- [Dataset rows]
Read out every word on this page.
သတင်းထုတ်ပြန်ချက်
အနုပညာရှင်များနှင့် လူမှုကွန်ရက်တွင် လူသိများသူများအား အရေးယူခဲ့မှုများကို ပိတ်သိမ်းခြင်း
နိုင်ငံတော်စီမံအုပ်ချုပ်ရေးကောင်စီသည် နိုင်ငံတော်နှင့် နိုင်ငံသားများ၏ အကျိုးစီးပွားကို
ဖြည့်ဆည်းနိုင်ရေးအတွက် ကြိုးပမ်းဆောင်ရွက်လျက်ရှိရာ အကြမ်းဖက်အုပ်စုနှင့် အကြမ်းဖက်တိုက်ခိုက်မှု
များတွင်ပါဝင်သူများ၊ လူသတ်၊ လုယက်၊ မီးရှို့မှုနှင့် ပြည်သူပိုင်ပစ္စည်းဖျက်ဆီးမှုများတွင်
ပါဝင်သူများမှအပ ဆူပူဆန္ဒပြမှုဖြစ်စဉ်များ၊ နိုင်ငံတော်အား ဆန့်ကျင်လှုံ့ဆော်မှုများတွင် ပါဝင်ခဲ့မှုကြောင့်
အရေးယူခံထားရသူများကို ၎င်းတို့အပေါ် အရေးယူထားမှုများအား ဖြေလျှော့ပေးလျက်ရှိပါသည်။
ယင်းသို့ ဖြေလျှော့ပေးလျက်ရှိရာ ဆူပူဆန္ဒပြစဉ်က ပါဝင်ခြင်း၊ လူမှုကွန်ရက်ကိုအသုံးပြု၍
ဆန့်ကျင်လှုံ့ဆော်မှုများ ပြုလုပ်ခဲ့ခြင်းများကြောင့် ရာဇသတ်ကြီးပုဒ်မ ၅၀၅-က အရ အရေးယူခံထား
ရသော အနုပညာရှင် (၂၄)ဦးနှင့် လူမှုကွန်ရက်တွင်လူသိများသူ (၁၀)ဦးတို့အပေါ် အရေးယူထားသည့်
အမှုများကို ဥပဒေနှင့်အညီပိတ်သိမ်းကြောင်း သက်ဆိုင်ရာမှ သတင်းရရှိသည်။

- [Stated exercise] Your task is to give the records above again, exactly.

- [Task solution]
Read out every word on this page.
သတင်းထုတ်ပြန်ချက်
အနုပညာရှင်များနှင့် လူမှုကွန်ရက်တွင် လူသိများသူများအား အရေးယူခဲ့မှုများကို ပိတ်သိမ်းခြင်း
နိုင်ငံတော်စီမံအုပ်ချုပ်ရေးကောင်စီသည် နိုင်ငံတော်နှင့် နိုင်ငံသားများ၏ အကျိုးစီးပွားကို
ဖြည့်ဆည်းနိုင်ရေးအတွက် ကြိုးပမ်းဆောင်ရွက်လျက်ရှိရာ အကြမ်းဖက်အုပ်စုနှင့် အကြမ်းဖက်တိုက်ခိုက်မှု
များတွင်ပါဝင်သူများ၊ လူသတ်၊ လုယက်၊ မီးရှို့မှုနှင့် ပြည်သူပိုင်ပစ္စည်းဖျက်ဆီးမှုများတွင်
ပါဝင်သူများမှအပ ဆူပူဆန္ဒပြမှုဖြစ်စဉ်များ၊ နိုင်ငံတော်အား ဆန့်ကျင်လှုံ့ဆော်မှုများတွင် ပါဝင်ခဲ့မှုကြောင့်
အရေးယူခံထားရသူများကို ၎င်းတို့အပေါ် အရေးယူထားမှုများအား ဖြေလျှော့ပေးလျက်ရှိပါသည်။
ယင်းသို့ ဖြေလျှော့ပေးလျက်ရှိရာ ဆူပူဆန္ဒပြစဉ်က ပါဝင်ခြင်း၊ လူမှုကွန်ရက်ကိုအသုံးပြု၍
ဆန့်ကျင်လှုံ့ဆော်မှုများ ပြုလုပ်ခဲ့ခြင်းများကြောင့် ရာဇသတ်ကြီးပုဒ်မ ၅၀၅-က အရ အရေးယူခံထား
ရသော အနုပညာရှင် (၂၄)ဦးနှင့် လူမှုကွန်ရက်တွင်လူသိများသူ (၁၀)ဦးတို့အပေါ် အရေးယူထားသည့်
အမှုများကို ဥပဒေနှင့်အညီပိတ်သိမ်းကြောင်း သက်ဆိုင်ရာမှ သတင်းရရှိသည်။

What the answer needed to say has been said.